◆ DIRECTIONS ◆
From the entries below, report how many lines contain the string "bloks". Give only that number.

** START INFORMATION SHOWN **

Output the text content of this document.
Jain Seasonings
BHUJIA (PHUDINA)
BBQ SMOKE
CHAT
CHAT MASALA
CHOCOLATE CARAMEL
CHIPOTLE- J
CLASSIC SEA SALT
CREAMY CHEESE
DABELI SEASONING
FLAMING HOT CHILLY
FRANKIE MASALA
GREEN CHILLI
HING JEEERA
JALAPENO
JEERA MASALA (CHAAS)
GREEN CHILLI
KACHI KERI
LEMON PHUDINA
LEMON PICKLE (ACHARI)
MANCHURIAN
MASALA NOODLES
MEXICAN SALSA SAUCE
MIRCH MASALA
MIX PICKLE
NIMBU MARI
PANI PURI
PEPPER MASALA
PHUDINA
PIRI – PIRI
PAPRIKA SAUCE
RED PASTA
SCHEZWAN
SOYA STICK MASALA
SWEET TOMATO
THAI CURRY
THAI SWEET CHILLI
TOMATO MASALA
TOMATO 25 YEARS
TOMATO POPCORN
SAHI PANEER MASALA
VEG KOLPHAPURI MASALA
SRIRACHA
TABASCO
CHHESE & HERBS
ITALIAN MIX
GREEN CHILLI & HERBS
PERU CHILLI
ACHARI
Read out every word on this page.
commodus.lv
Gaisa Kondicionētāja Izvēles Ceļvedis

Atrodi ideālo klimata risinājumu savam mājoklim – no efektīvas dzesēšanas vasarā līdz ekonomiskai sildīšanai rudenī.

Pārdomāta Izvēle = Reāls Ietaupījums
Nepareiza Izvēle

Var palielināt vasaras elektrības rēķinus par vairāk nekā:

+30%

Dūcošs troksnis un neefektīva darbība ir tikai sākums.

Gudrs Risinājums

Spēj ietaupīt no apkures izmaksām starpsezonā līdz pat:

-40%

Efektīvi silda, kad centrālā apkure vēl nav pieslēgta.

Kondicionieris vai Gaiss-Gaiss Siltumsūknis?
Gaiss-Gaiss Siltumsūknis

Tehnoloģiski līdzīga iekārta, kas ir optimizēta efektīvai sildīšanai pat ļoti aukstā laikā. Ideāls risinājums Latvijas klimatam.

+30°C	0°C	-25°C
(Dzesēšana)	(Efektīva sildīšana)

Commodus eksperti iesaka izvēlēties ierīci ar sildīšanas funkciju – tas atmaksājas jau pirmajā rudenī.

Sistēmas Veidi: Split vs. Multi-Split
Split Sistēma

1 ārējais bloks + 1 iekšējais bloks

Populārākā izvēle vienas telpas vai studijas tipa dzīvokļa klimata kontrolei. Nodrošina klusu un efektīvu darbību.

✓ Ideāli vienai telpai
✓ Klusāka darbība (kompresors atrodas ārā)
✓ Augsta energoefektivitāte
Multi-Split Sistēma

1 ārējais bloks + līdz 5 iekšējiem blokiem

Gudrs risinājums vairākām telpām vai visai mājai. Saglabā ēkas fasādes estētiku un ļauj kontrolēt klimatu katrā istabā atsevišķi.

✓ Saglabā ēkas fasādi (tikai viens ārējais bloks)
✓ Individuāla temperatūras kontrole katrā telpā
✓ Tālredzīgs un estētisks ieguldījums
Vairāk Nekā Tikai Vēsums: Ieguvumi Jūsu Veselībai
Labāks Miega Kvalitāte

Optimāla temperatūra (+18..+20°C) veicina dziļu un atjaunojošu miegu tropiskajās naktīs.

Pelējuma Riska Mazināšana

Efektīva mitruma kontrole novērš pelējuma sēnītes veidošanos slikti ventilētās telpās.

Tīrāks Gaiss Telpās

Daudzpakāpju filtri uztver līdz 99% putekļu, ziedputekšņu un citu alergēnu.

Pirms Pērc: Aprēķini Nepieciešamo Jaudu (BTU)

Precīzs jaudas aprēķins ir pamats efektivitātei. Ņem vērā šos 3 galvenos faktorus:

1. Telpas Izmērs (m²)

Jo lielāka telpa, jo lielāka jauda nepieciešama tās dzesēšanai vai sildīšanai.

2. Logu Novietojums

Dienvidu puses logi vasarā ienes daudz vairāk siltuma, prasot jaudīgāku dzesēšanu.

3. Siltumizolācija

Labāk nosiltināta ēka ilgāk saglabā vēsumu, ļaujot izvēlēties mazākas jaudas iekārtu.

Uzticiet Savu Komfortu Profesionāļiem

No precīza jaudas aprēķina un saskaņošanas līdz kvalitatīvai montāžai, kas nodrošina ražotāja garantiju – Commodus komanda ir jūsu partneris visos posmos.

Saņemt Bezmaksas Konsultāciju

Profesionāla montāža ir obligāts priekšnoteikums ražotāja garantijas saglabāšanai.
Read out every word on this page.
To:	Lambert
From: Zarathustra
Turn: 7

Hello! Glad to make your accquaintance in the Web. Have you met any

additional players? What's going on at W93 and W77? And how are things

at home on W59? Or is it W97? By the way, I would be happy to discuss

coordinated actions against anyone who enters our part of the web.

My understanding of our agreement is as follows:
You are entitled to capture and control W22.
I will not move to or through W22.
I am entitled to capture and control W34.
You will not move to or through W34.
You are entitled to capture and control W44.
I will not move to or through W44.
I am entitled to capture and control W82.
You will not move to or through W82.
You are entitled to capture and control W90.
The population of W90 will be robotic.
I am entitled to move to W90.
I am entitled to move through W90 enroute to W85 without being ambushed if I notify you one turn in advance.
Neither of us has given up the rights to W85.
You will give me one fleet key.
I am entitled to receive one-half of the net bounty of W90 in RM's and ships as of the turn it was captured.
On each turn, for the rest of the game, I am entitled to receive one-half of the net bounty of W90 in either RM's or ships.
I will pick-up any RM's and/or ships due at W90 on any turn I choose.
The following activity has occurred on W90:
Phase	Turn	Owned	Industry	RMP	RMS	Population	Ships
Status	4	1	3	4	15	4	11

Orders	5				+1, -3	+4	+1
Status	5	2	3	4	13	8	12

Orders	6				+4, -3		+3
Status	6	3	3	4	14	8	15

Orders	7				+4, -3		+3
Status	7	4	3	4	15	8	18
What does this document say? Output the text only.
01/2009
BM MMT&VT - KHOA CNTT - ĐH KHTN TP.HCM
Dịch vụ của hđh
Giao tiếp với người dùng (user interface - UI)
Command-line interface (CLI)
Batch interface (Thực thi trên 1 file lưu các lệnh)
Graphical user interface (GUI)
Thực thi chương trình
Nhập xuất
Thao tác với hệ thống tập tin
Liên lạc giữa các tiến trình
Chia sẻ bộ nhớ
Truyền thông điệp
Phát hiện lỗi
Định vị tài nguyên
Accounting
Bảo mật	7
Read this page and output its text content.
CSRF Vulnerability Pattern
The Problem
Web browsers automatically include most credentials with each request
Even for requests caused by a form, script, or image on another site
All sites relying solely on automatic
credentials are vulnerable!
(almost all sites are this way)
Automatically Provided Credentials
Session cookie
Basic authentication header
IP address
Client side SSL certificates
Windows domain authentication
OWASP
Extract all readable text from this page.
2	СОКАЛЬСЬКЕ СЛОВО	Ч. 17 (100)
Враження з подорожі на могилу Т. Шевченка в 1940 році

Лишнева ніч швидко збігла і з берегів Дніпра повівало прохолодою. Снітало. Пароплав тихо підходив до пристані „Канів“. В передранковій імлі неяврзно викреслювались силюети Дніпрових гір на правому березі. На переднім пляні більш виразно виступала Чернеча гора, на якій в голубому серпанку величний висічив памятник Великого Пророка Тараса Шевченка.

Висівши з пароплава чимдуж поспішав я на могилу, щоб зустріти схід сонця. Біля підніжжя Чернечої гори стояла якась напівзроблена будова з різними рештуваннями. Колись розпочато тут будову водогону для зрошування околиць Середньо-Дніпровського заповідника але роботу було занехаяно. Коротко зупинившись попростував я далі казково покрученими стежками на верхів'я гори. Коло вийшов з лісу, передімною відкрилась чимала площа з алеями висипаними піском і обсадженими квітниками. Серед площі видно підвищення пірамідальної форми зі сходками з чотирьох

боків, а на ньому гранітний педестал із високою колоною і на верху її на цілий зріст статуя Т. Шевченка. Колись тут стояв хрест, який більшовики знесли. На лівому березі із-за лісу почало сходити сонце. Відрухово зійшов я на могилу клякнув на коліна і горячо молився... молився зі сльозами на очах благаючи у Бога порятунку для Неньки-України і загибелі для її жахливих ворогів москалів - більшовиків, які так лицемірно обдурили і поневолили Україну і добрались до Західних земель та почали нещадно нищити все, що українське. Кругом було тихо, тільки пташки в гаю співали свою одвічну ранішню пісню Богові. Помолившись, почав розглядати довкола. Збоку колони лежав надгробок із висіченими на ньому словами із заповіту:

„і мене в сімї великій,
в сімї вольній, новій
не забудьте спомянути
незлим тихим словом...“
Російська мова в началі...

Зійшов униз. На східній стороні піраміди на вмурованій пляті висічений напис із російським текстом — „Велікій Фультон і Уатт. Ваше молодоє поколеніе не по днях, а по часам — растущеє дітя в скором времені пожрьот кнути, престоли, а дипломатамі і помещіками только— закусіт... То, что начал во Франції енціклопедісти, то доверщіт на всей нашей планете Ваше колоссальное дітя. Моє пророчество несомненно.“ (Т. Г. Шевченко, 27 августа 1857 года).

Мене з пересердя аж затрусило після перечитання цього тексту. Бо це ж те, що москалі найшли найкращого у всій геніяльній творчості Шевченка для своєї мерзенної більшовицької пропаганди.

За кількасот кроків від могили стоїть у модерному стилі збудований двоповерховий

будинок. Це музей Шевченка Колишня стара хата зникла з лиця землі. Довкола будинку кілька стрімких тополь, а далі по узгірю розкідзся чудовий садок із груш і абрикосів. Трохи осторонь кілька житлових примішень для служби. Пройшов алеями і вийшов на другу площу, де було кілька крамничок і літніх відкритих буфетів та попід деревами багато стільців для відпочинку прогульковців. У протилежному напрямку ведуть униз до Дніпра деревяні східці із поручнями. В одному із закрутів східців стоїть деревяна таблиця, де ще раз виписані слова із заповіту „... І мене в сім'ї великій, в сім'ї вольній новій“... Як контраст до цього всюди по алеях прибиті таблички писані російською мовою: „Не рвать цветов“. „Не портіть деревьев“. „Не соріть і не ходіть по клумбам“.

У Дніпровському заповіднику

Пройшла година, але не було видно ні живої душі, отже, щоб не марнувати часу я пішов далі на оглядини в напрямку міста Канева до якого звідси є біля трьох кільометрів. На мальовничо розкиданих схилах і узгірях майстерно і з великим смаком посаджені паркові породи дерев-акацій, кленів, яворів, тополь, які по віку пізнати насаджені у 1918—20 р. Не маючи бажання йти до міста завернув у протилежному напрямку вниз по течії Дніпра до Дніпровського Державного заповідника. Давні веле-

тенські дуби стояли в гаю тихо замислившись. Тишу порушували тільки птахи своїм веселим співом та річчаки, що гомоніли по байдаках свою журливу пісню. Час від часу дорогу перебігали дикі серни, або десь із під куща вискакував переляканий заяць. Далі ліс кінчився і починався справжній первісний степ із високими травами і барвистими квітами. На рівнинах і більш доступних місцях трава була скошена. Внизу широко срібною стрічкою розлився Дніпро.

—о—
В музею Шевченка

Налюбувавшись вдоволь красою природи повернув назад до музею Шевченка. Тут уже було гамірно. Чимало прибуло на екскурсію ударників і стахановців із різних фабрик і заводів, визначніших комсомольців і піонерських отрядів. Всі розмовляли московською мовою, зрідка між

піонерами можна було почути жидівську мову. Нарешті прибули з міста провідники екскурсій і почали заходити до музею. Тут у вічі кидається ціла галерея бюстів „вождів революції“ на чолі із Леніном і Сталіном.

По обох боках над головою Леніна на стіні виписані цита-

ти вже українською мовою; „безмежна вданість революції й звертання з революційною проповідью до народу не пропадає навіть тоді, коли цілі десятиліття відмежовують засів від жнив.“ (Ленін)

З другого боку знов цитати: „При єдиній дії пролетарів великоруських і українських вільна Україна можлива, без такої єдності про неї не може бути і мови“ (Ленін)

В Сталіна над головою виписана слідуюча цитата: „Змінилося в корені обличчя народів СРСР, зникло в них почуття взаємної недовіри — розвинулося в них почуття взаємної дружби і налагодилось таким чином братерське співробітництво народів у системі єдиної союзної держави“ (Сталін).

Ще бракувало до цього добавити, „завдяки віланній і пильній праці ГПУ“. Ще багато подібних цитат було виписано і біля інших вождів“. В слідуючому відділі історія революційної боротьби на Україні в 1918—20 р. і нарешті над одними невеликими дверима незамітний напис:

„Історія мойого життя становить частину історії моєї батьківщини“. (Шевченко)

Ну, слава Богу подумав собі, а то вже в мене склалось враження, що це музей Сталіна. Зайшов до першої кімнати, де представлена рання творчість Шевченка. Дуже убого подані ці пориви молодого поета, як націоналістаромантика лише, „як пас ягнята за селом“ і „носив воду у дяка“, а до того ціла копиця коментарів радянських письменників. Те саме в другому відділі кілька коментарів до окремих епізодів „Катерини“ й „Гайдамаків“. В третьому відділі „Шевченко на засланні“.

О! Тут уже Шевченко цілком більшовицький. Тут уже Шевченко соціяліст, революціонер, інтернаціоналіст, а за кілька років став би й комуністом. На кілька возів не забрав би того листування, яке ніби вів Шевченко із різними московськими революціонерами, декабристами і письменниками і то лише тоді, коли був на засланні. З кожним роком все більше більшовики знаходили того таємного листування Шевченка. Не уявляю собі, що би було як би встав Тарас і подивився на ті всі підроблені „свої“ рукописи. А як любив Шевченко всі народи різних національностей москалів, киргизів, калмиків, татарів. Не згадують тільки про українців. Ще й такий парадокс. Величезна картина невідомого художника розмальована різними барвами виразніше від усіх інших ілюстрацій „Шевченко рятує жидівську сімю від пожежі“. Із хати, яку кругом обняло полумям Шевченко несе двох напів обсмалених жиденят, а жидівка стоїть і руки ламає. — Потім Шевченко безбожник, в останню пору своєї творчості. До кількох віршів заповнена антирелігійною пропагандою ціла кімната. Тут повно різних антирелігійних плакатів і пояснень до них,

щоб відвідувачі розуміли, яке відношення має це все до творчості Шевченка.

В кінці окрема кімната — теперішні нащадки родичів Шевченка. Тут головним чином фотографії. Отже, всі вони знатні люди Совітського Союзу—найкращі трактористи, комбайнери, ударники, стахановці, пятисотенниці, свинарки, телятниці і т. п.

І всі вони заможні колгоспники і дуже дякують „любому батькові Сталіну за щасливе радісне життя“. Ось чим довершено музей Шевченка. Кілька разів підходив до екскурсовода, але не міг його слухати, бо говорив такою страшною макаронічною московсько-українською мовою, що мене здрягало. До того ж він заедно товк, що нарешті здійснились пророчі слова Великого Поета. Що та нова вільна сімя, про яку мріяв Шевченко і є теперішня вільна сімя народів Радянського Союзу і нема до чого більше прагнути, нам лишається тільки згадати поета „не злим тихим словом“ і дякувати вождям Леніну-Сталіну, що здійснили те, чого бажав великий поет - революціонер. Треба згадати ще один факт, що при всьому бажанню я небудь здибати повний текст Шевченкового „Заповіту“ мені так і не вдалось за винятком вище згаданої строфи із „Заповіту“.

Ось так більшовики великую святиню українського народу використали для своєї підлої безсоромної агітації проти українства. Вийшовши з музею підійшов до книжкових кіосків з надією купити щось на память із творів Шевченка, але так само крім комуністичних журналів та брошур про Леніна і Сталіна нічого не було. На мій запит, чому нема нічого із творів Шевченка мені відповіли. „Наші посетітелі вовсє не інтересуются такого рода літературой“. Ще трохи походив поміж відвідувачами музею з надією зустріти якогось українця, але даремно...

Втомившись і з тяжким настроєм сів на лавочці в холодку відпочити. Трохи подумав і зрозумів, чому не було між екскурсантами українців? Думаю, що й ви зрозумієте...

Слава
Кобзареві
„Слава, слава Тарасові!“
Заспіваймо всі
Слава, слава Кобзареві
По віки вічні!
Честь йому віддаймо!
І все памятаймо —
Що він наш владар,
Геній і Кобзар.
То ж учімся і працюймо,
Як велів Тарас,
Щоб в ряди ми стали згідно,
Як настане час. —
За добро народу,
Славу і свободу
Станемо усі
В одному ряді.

** END INFORMATION SHOWN **

◆ RESULT OF THE EXERCISE ◆
3